PROBLEM
Pull every line out of the records below and copy each one word for word, character for character.

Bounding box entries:

***

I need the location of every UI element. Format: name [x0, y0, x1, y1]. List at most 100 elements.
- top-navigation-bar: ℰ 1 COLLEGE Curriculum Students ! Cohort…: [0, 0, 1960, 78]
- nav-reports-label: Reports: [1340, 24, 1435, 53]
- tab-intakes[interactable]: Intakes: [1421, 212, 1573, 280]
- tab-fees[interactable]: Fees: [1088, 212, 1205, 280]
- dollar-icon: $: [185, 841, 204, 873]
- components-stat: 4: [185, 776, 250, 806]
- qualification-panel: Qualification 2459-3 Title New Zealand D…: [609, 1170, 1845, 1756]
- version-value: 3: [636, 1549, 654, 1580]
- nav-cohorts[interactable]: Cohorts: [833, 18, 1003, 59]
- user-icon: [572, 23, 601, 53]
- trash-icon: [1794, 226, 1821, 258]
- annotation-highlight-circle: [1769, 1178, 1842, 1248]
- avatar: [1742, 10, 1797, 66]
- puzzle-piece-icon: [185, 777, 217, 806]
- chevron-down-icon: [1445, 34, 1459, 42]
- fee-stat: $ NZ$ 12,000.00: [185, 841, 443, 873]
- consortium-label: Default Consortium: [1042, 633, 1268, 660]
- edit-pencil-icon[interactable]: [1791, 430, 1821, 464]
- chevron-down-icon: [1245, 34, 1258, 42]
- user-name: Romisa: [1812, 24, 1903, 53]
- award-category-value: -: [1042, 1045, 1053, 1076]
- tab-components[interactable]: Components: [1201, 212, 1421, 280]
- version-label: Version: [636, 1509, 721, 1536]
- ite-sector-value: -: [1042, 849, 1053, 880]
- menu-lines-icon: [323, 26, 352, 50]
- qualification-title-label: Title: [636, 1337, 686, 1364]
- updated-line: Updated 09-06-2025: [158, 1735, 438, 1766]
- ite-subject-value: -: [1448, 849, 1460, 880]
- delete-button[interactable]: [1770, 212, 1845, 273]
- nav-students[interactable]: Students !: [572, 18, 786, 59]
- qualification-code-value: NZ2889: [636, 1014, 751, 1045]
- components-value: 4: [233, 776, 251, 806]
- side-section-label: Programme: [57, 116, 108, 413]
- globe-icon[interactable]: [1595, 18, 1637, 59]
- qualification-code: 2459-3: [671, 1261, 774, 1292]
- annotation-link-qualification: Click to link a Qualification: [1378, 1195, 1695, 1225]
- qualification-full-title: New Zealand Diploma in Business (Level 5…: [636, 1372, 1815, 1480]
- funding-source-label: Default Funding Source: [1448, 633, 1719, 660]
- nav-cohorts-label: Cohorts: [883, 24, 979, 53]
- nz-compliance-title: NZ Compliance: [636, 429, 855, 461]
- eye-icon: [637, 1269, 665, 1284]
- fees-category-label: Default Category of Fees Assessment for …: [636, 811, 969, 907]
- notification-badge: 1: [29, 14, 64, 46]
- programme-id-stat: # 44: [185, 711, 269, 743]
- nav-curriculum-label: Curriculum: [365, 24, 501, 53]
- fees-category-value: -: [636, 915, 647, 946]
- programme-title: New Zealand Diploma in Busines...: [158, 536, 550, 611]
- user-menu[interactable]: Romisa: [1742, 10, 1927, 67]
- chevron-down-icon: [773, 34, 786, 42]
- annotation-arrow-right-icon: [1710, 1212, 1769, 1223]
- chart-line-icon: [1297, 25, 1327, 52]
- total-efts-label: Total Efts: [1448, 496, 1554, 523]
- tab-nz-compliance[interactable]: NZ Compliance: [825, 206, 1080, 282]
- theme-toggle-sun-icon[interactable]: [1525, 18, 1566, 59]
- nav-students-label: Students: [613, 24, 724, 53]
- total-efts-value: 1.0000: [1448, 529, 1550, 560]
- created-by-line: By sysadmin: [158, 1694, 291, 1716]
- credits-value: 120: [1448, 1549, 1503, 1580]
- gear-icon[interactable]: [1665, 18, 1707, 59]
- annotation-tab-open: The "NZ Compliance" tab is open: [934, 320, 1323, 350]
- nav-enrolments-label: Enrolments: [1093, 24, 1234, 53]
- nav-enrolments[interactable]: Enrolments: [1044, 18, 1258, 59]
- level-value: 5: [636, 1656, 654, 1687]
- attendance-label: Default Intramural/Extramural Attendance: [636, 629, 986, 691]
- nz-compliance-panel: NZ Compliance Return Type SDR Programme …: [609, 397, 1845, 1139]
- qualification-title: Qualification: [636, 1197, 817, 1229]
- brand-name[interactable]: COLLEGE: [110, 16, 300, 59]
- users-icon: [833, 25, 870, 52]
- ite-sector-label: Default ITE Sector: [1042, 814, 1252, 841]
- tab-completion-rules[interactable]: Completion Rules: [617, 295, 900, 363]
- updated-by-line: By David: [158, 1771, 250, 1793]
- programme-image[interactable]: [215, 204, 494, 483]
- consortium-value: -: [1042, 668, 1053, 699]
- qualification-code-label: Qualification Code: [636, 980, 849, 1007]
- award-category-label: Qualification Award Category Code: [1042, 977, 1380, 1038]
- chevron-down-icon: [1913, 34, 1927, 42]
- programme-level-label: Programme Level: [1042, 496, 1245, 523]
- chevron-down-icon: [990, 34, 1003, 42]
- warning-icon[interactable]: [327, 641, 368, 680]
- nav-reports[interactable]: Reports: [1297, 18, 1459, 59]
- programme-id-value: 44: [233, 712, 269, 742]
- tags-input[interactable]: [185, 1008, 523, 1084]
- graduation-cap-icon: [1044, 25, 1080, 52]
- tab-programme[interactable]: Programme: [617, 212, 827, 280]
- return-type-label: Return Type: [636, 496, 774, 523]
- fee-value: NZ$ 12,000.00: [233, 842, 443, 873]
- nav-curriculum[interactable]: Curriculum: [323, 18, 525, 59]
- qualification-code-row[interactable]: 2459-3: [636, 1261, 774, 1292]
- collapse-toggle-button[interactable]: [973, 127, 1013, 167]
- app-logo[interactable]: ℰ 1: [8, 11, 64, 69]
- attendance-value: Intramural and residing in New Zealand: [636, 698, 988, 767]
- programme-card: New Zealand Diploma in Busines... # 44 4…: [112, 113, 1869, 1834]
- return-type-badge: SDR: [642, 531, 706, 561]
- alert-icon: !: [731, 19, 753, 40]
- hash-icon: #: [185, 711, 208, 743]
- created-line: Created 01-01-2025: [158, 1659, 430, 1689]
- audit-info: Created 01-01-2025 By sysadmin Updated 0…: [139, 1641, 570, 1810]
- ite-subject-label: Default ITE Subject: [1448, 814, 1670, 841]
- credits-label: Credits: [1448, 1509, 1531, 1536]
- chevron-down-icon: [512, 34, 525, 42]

***

SOLUTION
I need the location of every UI element. Format: name [x0, y0, x1, y1]. List at most 100 elements.
- top-navigation-bar: ℰ 1 COLLEGE Curriculum Students ! Cohort…: [0, 0, 1960, 78]
- nav-reports-label: Reports: [1340, 24, 1435, 53]
- tab-intakes[interactable]: Intakes: [1421, 212, 1573, 280]
- tab-fees[interactable]: Fees: [1088, 212, 1205, 280]
- dollar-icon: $: [185, 841, 204, 873]
- components-stat: 4: [185, 776, 250, 806]
- qualification-panel: Qualification 2459-3 Title New Zealand D…: [609, 1170, 1845, 1756]
- version-value: 3: [636, 1549, 654, 1580]
- nav-cohorts[interactable]: Cohorts: [833, 18, 1003, 59]
- user-icon: [572, 23, 601, 53]
- trash-icon: [1794, 226, 1821, 258]
- annotation-highlight-circle: [1769, 1178, 1842, 1248]
- avatar: [1742, 10, 1797, 66]
- puzzle-piece-icon: [185, 777, 217, 806]
- chevron-down-icon: [1445, 34, 1459, 42]
- fee-stat: $ NZ$ 12,000.00: [185, 841, 443, 873]
- consortium-label: Default Consortium: [1042, 633, 1268, 660]
- edit-pencil-icon[interactable]: [1791, 430, 1821, 464]
- chevron-down-icon: [1245, 34, 1258, 42]
- user-name: Romisa: [1812, 24, 1903, 53]
- award-category-value: -: [1042, 1045, 1053, 1076]
- tab-components[interactable]: Components: [1201, 212, 1421, 280]
- version-label: Version: [636, 1509, 721, 1536]
- ite-sector-value: -: [1042, 849, 1053, 880]
- menu-lines-icon: [323, 26, 352, 50]
- qualification-title-label: Title: [636, 1337, 686, 1364]
- updated-line: Updated 09-06-2025: [158, 1735, 438, 1766]
- ite-subject-value: -: [1448, 849, 1460, 880]
- delete-button[interactable]: [1770, 212, 1845, 273]
- nav-students[interactable]: Students !: [572, 18, 786, 59]
- qualification-code-value: NZ2889: [636, 1014, 751, 1045]
- components-value: 4: [233, 776, 251, 806]
- side-section-label: Programme: [57, 116, 108, 413]
- globe-icon[interactable]: [1595, 18, 1637, 59]
- qualification-code: 2459-3: [671, 1261, 774, 1292]
- annotation-link-qualification: Click to link a Qualification: [1378, 1195, 1695, 1225]
- qualification-full-title: New Zealand Diploma in Business (Level 5…: [636, 1372, 1815, 1480]
- funding-source-label: Default Funding Source: [1448, 633, 1719, 660]
- nav-cohorts-label: Cohorts: [883, 24, 979, 53]
- nz-compliance-title: NZ Compliance: [636, 429, 855, 461]
- eye-icon: [637, 1269, 665, 1284]
- fees-category-label: Default Category of Fees Assessment for …: [636, 811, 969, 907]
- notification-badge: 1: [29, 14, 64, 46]
- programme-id-stat: # 44: [185, 711, 269, 743]
- nav-curriculum-label: Curriculum: [365, 24, 501, 53]
- fees-category-value: -: [636, 915, 647, 946]
- programme-title: New Zealand Diploma in Busines...: [158, 536, 550, 611]
- user-menu[interactable]: Romisa: [1742, 10, 1927, 67]
- chevron-down-icon: [773, 34, 786, 42]
- annotation-arrow-right-icon: [1710, 1212, 1769, 1223]
- chart-line-icon: [1297, 25, 1327, 52]
- total-efts-label: Total Efts: [1448, 496, 1554, 523]
- tab-nz-compliance[interactable]: NZ Compliance: [825, 206, 1080, 282]
- theme-toggle-sun-icon[interactable]: [1525, 18, 1566, 59]
- nav-students-label: Students: [613, 24, 724, 53]
- total-efts-value: 1.0000: [1448, 529, 1550, 560]
- created-by-line: By sysadmin: [158, 1694, 291, 1716]
- credits-value: 120: [1448, 1549, 1503, 1580]
- gear-icon[interactable]: [1665, 18, 1707, 59]
- annotation-tab-open: The "NZ Compliance" tab is open: [934, 320, 1323, 350]
- nav-enrolments-label: Enrolments: [1093, 24, 1234, 53]
- nav-enrolments[interactable]: Enrolments: [1044, 18, 1258, 59]
- level-value: 5: [636, 1656, 654, 1687]
- attendance-label: Default Intramural/Extramural Attendance: [636, 629, 986, 691]
- nz-compliance-panel: NZ Compliance Return Type SDR Programme …: [609, 397, 1845, 1139]
- qualification-title: Qualification: [636, 1197, 817, 1229]
- brand-name[interactable]: COLLEGE: [110, 16, 300, 59]
- users-icon: [833, 25, 870, 52]
- ite-sector-label: Default ITE Sector: [1042, 814, 1252, 841]
- tab-completion-rules[interactable]: Completion Rules: [617, 295, 900, 363]
- updated-by-line: By David: [158, 1771, 250, 1793]
- programme-image[interactable]: [215, 204, 494, 483]
- consortium-value: -: [1042, 668, 1053, 699]
- qualification-code-label: Qualification Code: [636, 980, 849, 1007]
- award-category-label: Qualification Award Category Code: [1042, 977, 1380, 1038]
- chevron-down-icon: [1913, 34, 1927, 42]
- programme-level-label: Programme Level: [1042, 496, 1245, 523]
- chevron-down-icon: [990, 34, 1003, 42]
- warning-icon[interactable]: [327, 641, 368, 680]
- nav-reports[interactable]: Reports: [1297, 18, 1459, 59]
- programme-id-value: 44: [233, 712, 269, 742]
- tags-input[interactable]: [185, 1008, 523, 1084]
- graduation-cap-icon: [1044, 25, 1080, 52]
- tab-programme[interactable]: Programme: [617, 212, 827, 280]
- return-type-label: Return Type: [636, 496, 774, 523]
- fee-value: NZ$ 12,000.00: [233, 842, 443, 873]
- nav-curriculum[interactable]: Curriculum: [323, 18, 525, 59]
- qualification-code-row[interactable]: 2459-3: [636, 1261, 774, 1292]
- collapse-toggle-button[interactable]: [973, 127, 1013, 167]
- app-logo[interactable]: ℰ 1: [8, 11, 64, 69]
- attendance-value: Intramural and residing in New Zealand: [636, 698, 988, 767]
- programme-card: New Zealand Diploma in Busines... # 44 4…: [112, 113, 1869, 1834]
- return-type-badge: SDR: [642, 531, 706, 561]
- alert-icon: !: [731, 19, 753, 40]
- hash-icon: #: [185, 711, 208, 743]
- created-line: Created 01-01-2025: [158, 1659, 430, 1689]
- audit-info: Created 01-01-2025 By sysadmin Updated 0…: [139, 1641, 570, 1810]
- ite-subject-label: Default ITE Subject: [1448, 814, 1670, 841]
- credits-label: Credits: [1448, 1509, 1531, 1536]
- chevron-down-icon: [512, 34, 525, 42]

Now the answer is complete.